— YOUR GOAL —
Wherever the word "yang" appears in a line, copy that line.
§
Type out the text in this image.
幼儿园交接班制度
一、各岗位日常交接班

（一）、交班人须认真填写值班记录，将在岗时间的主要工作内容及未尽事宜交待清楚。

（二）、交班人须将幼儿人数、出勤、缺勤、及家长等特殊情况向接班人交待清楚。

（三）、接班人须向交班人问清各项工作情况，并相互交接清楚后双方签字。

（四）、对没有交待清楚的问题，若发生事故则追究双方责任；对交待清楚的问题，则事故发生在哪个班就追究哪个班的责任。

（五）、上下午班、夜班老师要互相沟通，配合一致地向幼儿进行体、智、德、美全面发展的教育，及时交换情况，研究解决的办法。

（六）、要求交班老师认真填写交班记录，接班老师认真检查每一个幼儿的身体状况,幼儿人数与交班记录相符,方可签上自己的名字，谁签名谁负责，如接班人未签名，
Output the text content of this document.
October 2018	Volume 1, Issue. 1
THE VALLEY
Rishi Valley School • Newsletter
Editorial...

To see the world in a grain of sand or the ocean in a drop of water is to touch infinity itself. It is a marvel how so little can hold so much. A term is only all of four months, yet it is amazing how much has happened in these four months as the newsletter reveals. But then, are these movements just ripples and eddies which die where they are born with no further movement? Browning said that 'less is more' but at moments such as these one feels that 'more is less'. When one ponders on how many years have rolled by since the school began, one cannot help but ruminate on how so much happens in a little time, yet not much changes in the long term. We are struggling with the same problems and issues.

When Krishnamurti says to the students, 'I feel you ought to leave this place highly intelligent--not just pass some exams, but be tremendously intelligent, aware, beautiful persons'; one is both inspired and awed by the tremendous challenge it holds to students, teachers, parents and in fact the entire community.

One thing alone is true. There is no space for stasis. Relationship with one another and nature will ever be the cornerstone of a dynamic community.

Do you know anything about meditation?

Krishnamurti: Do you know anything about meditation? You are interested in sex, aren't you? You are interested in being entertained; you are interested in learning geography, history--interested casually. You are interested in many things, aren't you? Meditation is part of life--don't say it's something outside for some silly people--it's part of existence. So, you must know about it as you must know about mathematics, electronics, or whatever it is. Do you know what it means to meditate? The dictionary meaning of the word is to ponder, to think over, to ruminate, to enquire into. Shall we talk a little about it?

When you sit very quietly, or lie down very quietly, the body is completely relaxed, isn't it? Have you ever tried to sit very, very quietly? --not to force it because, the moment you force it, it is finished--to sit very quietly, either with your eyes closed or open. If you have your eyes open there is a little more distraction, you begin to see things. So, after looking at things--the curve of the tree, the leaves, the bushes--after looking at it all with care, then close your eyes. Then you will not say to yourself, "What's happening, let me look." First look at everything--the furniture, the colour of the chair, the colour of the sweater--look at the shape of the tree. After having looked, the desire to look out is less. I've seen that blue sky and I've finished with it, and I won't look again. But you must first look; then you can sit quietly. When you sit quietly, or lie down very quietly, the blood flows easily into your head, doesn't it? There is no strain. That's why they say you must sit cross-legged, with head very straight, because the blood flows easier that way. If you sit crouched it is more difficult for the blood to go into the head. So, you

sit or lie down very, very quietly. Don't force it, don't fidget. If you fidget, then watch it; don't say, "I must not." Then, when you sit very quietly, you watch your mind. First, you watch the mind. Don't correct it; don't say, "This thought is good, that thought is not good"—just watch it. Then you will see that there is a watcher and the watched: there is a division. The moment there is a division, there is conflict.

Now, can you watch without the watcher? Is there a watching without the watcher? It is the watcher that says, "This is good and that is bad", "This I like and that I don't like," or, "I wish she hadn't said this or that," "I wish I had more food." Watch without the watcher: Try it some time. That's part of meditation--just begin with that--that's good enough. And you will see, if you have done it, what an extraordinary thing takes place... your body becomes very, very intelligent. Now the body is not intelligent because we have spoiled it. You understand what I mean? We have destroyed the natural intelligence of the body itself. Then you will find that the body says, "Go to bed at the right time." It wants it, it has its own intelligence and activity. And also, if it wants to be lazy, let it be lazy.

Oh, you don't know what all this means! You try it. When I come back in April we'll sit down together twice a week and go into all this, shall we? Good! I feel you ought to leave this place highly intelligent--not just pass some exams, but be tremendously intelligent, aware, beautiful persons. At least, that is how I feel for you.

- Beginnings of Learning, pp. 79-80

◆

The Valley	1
§
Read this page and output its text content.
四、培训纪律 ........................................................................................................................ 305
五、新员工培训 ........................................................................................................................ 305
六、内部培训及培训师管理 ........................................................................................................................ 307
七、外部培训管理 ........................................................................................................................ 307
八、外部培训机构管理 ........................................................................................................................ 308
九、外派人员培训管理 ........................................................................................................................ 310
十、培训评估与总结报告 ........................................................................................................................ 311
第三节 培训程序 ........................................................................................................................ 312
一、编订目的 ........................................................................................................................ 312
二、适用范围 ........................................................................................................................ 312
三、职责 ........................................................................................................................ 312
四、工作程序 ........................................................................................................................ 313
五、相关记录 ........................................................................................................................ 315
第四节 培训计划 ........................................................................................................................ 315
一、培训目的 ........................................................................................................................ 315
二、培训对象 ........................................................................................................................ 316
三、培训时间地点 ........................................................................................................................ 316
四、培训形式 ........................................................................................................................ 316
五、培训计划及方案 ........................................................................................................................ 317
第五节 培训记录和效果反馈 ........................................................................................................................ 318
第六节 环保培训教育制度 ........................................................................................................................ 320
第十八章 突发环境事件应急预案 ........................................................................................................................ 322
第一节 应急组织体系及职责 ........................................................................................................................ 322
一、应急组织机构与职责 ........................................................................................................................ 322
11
§
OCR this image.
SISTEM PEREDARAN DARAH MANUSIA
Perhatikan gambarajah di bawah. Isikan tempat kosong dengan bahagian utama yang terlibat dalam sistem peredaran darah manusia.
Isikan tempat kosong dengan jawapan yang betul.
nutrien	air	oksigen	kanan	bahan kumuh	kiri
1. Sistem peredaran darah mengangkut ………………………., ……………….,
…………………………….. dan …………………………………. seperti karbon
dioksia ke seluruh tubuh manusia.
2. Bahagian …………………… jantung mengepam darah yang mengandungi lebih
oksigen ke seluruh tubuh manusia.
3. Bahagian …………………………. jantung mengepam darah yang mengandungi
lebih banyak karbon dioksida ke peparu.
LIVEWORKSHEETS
§
— RESULT OF THE EXERCISE —
Perhatikan gambarajah di bawah. Isikan tempat kosong dengan bahagian utama yang terlibat dalam sistem peredaran darah manusia.
Isikan tempat kosong dengan jawapan yang betul.
2. Bahagian …………………… jantung mengepam darah yang mengandungi lebih
3. Bahagian …………………………. jantung mengepam darah yang mengandungi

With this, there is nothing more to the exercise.